**Stated exercise 1**
Decide whether each statement agrees with the fashion review below, answering yes or no and quoting the words of the review that settle it. (a) Kayrouz told Vogue he had always wanted his work to be like uniforms. (b) The Davies Street store that Kronthaler and Westwood refurbished dates from the 1990s. (c) Kronthaler said the available fabric scraps sometimes dictated his shapes.
**Stated exercise 2**
Extend the fashion review below, picking up after its last line.

**Document**

══════════

Collage by Edward Kanarecki.

Timeless Design. Maison Rabih Kayrouz AW21

Rabih Kayrouz delivered a beautiful, beautiful collection for autumn-winter 2021. It’s a fine edit of timeless designs, that are both elegant and comfortable. “I’ve always wanted to make my work like uniforms,” he explained to Vogue. “I look at my work less as a fashion object than a design object. What’s good about design is that it lasts over time despite trends. It’s not just a spur-of-the-moment fashion impulse.” A graceful yet statuesque jacket structured shoulders comes in versatile, universally flattering iterations like black velvet  or tennis stripes. Likewise, the designer’s best-selling straight coat – which typically is worn open – is now engineered so that the wearer can button in a panel for more protection from the elements. In the same spirit, Kayrouz revisited his idea archive for “gesture” pieces, spanning a gold lamé bustier dress that coaxes glamour out of a single square of fabric, a poncho-like trench anchored simply by its cuffs, and a skirt that evokes a sarong with a couture touch. Fluid numbers include dresses in an ink-blot print that resembles the season’s omnipresent leopard print without going literal; lavaliere blouses with tails trailing behind; and haute takes on the shirtdress. The collection reflects Maison Rabih Kayrouz’s stance that it’s the wearer who “makes” the clothes.

Collage by Edward Kanarecki.

Mayfair Lady. Andreas Kronthaler for Vivienne Westwood AW21

 For Andreas Kronthaler and Vivienne Westwood, one unintended consequence of lockdown was a passionate rediscovery of My Fair Lady. Combined with a timely refurbishment of their 1980s vintage couture store on London’s Davies Street, the result was a collection and video titled Mayfair Lady. “It’s an incredible place,” said Kronthaler of the area. “It’s full of history, and you can feel that it was once the center of the world’s most powerful country.” In the autumn-winter 2021 collection’s film, the couple and their talented cast (headed by Caroline Polachek!) showcase Kronthaler’s collection in and around the store, strolling giddily past the London streets. The collection is a joyfully haphazard collage of references (flower girl headpiece, professor’s robe, and so on) sprinkled within a typically anarchic Kronthaler context. Many of the pieces were upcycled, and the designer said his shapes were sometimes dictated by the scraps of fabric available. “We express ourselves in clothes when we dress up,” said Kronthaler in his press notes. Timeless truth.

Collage by Edward Kanarecki.

══════════

**Data excerpts**
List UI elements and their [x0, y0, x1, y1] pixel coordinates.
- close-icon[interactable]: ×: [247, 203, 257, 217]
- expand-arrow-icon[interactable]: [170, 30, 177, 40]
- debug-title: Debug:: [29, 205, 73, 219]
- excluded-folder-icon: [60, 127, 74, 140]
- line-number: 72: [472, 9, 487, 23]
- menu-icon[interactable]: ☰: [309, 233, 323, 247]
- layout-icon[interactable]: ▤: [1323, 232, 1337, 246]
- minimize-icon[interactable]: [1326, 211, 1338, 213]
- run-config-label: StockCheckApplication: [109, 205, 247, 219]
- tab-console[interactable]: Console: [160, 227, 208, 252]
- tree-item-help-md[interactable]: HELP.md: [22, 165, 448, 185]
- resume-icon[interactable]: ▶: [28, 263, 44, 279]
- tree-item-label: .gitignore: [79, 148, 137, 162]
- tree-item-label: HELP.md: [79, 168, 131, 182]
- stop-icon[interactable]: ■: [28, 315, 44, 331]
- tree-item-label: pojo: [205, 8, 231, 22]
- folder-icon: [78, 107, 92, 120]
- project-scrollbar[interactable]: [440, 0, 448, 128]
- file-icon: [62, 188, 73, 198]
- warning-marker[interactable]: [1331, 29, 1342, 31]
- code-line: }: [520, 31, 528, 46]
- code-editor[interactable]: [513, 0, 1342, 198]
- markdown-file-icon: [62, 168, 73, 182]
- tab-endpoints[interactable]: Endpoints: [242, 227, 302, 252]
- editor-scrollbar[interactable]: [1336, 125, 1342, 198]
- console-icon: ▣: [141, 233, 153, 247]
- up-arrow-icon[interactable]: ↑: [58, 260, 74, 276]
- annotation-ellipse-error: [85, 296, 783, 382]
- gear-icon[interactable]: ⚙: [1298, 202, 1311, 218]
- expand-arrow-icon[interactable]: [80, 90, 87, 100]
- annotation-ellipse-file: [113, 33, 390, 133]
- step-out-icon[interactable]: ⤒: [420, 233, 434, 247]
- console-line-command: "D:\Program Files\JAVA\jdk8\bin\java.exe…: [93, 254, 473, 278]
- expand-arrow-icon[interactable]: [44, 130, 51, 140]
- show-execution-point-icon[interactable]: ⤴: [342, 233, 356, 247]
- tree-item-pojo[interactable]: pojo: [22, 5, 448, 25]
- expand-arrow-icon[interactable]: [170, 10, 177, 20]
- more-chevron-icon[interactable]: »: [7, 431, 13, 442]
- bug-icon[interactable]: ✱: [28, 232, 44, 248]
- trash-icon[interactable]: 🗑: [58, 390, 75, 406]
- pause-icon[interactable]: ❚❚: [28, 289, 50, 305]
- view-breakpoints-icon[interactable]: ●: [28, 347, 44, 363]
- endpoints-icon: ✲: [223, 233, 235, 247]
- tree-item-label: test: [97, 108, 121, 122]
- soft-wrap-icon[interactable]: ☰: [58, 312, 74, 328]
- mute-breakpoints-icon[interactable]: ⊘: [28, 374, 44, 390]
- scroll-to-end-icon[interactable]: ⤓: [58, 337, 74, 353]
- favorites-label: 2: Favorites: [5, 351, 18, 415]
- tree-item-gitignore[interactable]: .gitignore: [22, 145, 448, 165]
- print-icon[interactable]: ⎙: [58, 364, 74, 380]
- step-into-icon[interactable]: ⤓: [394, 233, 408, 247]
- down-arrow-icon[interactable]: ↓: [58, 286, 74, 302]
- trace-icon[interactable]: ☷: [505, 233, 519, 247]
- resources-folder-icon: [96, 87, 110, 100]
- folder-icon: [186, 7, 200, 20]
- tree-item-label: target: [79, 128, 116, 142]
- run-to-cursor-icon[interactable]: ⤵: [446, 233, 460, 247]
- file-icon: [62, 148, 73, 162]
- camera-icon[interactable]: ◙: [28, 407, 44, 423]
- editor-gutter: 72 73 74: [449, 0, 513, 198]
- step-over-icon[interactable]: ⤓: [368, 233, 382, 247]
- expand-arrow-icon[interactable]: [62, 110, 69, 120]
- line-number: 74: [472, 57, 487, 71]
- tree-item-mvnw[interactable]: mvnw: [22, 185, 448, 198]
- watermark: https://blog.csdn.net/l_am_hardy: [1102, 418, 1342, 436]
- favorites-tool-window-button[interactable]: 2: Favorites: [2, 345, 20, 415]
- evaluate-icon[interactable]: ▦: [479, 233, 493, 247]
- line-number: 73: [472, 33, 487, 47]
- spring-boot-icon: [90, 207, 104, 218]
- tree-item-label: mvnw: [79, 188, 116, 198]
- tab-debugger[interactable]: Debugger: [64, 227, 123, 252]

══════════

**Written reply 1**
(a) Yes: "I’ve always wanted to make my work like uniforms"
(b) No: "their 1980s vintage couture store on London’s Davies Street"
(c) Yes: "the designer said his shapes were sometimes dictated by the scraps of fabric available"

**Written reply 2**
Sharper & Bolder. Nina Ricci AW21

We want to give a sharp and curated vision, not just in the end result but in the development as well,” one part of Nina Ricci‘s creative duo, Lisi Herrebrugh, told Vogue. “From the beginning, we now work from a limited amount of sketches. It puts a certain pressure on the garments, but in the end, they get a lot of attention too.” Her words could have captioned the post-lockdown “wardrobe reset” many are now talking about in the fashion landscape. “It’s about not having endless amounts of choices, but instead being really focused,” said Rushemy Botter, driving home the idea.Tasked with preserving Nina Ricci’s haute couture legacy for the present and future, the designers understand that a certain adaptability is necessary to create a relevant product. They want to “ground couture memories in everyday ways,” as Herrebrugh said. Their collection conveyed – through construction and illusion – couture shapes in garments devoid of the trussed-up constriction those structures would traditionally entail. “An outspoken shape that keeps its functionality,” Herrebrugh said, demonstrating the easiness of a lime green suit jacket that casually zipped into a couture volume. In another take on the same effect, an easy sheathlike dress was emblazoned with a print of a jacket collaged from archive pictures, creating a kind of trompe l’oeil. If you stripped away the furry shoes and Insta-perfect bucket hats that fancified their expression, it was a pretty realistic proposal for a post-confinement look.

Collage by Edward Kanarecki.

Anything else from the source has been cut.